[[ Records to process open ]]

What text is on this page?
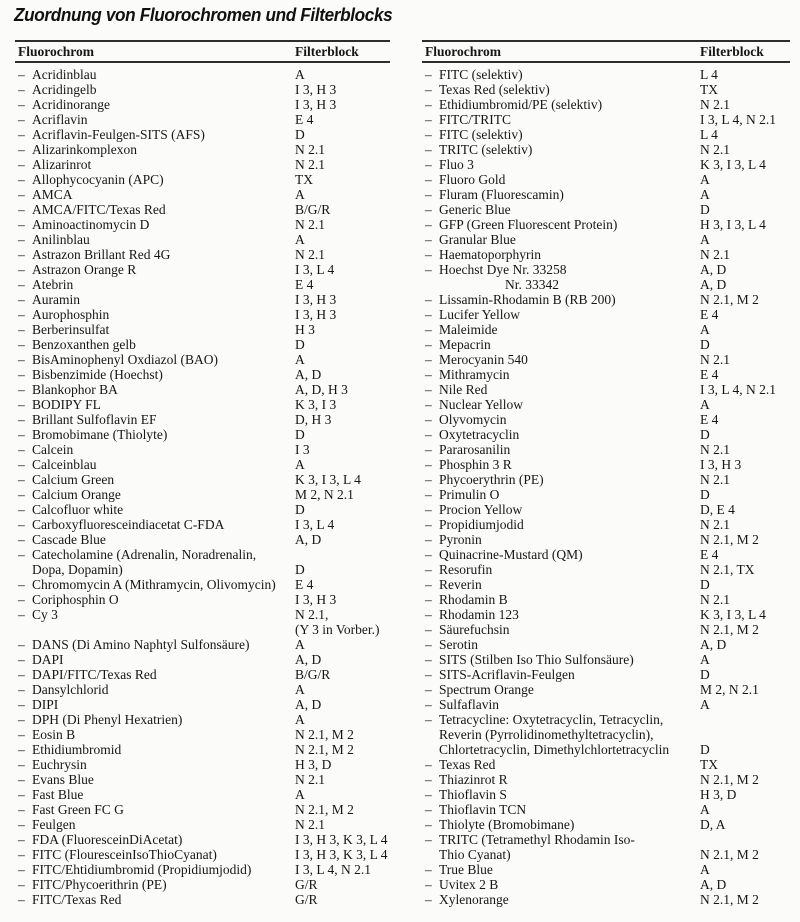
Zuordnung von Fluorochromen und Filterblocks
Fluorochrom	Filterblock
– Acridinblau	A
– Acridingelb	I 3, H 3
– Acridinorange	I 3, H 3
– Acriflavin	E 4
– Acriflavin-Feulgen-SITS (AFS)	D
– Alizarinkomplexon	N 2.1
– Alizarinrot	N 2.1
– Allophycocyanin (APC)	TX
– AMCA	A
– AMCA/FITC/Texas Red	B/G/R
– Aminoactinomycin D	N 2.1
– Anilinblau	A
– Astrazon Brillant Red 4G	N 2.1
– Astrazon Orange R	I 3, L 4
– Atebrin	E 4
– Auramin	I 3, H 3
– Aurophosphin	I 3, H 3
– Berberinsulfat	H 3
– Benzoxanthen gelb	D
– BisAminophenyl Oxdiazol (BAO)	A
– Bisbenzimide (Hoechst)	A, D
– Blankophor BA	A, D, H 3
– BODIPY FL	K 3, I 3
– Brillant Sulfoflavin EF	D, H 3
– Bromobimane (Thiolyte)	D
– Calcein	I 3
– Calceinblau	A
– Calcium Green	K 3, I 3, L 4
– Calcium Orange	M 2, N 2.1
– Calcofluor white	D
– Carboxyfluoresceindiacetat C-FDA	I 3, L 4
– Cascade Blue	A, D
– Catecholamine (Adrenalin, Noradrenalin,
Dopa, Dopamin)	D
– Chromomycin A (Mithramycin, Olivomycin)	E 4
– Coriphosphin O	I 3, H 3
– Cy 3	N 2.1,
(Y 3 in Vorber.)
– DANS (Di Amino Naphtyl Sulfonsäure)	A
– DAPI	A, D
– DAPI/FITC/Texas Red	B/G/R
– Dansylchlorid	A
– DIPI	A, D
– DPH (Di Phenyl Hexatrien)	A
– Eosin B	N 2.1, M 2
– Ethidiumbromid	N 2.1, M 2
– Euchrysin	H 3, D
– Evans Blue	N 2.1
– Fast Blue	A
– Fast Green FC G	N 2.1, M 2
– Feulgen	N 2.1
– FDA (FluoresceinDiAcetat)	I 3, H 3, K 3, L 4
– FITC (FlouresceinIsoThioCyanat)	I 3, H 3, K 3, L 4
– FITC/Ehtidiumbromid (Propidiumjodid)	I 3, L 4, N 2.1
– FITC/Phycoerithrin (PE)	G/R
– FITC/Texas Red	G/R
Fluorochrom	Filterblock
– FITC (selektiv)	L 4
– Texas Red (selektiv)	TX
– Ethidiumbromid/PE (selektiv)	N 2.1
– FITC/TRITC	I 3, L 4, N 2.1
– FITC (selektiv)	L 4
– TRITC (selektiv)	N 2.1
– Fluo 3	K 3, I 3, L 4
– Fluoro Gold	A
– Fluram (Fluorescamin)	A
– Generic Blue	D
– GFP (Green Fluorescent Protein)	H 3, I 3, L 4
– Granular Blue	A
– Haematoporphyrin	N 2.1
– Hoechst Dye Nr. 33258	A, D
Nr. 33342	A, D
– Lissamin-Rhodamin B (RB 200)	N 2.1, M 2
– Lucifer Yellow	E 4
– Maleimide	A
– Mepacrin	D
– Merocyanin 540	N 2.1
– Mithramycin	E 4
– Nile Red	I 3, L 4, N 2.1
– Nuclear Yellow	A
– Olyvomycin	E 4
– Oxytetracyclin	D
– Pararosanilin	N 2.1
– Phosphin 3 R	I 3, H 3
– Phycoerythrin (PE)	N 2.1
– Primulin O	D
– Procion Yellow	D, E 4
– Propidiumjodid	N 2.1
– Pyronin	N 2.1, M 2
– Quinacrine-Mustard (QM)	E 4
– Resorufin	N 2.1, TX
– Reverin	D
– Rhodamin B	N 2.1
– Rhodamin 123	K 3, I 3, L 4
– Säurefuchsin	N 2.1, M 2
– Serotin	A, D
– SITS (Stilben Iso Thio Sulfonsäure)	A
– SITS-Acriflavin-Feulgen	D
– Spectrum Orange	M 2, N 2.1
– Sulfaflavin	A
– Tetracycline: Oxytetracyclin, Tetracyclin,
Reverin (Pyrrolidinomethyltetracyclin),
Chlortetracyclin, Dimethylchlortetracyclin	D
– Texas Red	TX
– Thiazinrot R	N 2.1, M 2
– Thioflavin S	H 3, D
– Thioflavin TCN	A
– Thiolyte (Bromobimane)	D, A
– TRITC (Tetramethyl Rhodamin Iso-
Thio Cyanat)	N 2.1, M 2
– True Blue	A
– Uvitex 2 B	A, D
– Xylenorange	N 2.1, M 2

[[ Records to process closed ]]

Work item – From the data above, copy each line that holds "Hoechst".

Result for this exercise –
– Bisbenzimide (Hoechst)	A, D
– Hoechst Dye Nr. 33258	A, D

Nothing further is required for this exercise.